*Page extract*:
_ _ _ _

Geriatric rehabilitation covers three areas – normal aging due to disuse and deconditioning, cardiovascular problems like vascular disease and stroke, and skeletal problems including osteoporosis and osteoarthritis conditions such as knee and hip replacements. Physical medicine physicians use rehabilitation to work toward the goal of returning the patient to a pre-injury quality of life and may use physical, occupational, and speech therapies.[1]

With increased age, patients often face many physical and emotional changes that can affect level of function and well-being. Rehabilitation maintains functional independence in the elderly. Rehabilitation of geriatric patients is imperative for the patients’ well-being and for society, so that we can thrive socially and economically. Essential to geriatric rehabilitation is communication, specifically improving any sensory impairment, including those related to vision and hearing. The prevention of falls and osteoporosis can improve the patient’s health and longevity. Addressing malnutrition can promote healing and vitalize the patient to participate in a formal rehabilitation program. Depression is common in the older population if a functional loss of mobility and an inability to perform activities of daily living (ADLs) predominates. Cognitive impairment, such as delirium and dementia, can affect the patient’s rehabilitation goals and outcomes. Finally, a driver‘s evaluation for an appropriate elderly candidate is an underutilized part of rehabilitation that has a considerable impact on society.[2]

Geriatric rehabilitation also have a role in intermediate care, where patients are referred by a hospital or family doctor, when there is a requirement to provide hospital based short term intensive physical therapy aimed at the recovery of musculoskeletal function, particularly recovery from joint, tendon, or ligament repair and, or, physical medicine and rehabilitation care when elderly patients get out of sync with their medication resulting in a deterioration of their personal health which reduces their ability to live independently.

Finally, geriatric rehabilitation has a large influence on the growing life expectancy around the globe. The American Physical Therapy Association (APTA) surveyed 556 adults over 65 years old in order to gain an understanding on the factors that affect adherence to an exercise program. Adherence to an exercise program influences frailty, speed, ability to live independently, and best of all, life expectancy. The study compared two factors: exercise barriers and motivation. The study concluded that exercise barriers play the largest role in determining adherence to a home exercise program (HEP). According to APTA, motivators include self-efficacy, the ability to control behavior, and outcome expectation, the belief that consequences follow certain actions. APTA describes barriers as: insufficient time, lack of social support, no place to exercise, limited finances, no transportation, and the fear of falling. Researchers recently found that depression, stress levels, increased age, decreased health status and lack of pleasure while exercising contribute to exercise adherence.

_ _ _ _

*Dataset*:

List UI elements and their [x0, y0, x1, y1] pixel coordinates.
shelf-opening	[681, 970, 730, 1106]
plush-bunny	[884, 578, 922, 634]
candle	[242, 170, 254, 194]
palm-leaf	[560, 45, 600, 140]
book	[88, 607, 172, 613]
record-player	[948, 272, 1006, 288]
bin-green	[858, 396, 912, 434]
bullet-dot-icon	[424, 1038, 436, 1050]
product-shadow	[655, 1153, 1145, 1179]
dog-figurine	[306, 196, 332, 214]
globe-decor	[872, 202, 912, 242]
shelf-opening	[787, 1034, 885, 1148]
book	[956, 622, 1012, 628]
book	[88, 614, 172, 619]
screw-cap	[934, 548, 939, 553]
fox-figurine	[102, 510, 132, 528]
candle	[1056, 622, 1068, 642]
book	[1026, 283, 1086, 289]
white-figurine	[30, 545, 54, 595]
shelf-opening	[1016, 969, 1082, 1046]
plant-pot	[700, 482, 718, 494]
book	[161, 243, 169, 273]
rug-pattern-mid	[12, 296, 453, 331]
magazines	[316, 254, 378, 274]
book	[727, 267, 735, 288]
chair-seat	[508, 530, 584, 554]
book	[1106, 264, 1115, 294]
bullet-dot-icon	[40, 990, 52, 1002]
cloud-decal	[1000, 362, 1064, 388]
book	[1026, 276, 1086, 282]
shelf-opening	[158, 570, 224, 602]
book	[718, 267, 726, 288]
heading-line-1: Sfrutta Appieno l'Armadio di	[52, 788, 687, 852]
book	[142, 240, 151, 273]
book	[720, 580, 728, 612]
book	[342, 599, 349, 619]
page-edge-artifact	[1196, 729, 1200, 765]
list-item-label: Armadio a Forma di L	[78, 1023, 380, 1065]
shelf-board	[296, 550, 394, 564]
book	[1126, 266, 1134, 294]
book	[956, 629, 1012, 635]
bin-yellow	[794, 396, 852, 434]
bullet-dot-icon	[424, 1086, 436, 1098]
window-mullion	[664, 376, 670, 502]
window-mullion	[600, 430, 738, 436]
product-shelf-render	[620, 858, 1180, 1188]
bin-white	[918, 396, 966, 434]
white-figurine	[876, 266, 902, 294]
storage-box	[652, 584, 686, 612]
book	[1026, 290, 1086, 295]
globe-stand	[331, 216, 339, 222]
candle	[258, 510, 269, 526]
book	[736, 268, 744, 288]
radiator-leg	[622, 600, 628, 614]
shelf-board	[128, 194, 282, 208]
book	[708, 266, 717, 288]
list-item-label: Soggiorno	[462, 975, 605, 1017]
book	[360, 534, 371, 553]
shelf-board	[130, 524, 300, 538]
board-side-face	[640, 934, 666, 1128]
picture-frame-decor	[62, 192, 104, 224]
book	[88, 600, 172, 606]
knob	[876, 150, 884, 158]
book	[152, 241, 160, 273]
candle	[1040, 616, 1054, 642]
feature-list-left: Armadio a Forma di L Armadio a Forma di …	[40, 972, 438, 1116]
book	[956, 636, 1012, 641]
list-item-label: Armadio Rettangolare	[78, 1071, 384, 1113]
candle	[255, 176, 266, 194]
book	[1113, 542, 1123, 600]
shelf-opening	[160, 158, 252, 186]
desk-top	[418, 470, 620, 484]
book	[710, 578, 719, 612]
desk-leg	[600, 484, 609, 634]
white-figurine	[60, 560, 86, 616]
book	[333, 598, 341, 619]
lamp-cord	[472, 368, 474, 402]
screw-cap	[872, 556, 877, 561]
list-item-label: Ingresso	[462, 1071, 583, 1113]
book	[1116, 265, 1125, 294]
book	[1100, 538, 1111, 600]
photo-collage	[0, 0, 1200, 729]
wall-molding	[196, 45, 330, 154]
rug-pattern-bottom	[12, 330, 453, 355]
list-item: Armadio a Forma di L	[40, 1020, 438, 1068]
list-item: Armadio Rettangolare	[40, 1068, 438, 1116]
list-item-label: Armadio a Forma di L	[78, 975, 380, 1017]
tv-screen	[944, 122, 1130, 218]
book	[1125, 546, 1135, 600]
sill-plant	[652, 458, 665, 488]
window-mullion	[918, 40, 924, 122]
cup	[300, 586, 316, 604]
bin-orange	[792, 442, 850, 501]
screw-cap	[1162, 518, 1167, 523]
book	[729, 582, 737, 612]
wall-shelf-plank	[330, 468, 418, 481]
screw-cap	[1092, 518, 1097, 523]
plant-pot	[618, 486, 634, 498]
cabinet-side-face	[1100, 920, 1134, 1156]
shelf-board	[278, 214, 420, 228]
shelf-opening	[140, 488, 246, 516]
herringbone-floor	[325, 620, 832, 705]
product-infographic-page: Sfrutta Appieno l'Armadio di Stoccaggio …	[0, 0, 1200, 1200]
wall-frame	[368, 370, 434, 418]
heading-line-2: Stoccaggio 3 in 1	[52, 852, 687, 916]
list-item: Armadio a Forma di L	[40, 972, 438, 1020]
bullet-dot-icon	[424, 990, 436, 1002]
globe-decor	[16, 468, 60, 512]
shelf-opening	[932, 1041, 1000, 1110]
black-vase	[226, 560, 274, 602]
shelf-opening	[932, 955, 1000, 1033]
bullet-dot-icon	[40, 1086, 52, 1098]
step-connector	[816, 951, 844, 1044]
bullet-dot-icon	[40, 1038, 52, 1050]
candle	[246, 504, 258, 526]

_ _ _ _

*What you are asked to do*:
Answer the following questions using the text on geriatric rehabilitation.
(a) What three areas does geriatric rehabilitation cover?
(b) How many adults over 65 years old did the American Physical Therapy Association survey?
(c) Which of the two factors compared in that study plays the largest role in determining adherence to a home exercise program?

*Result below*:
(a) Normal aging due to disuse and deconditioning; cardiovascular problems like vascular disease and stroke; and skeletal problems, including osteoporosis and osteoarthritis conditions such as knee and hip replacements.
(b) 556 adults.
(c) Exercise barriers.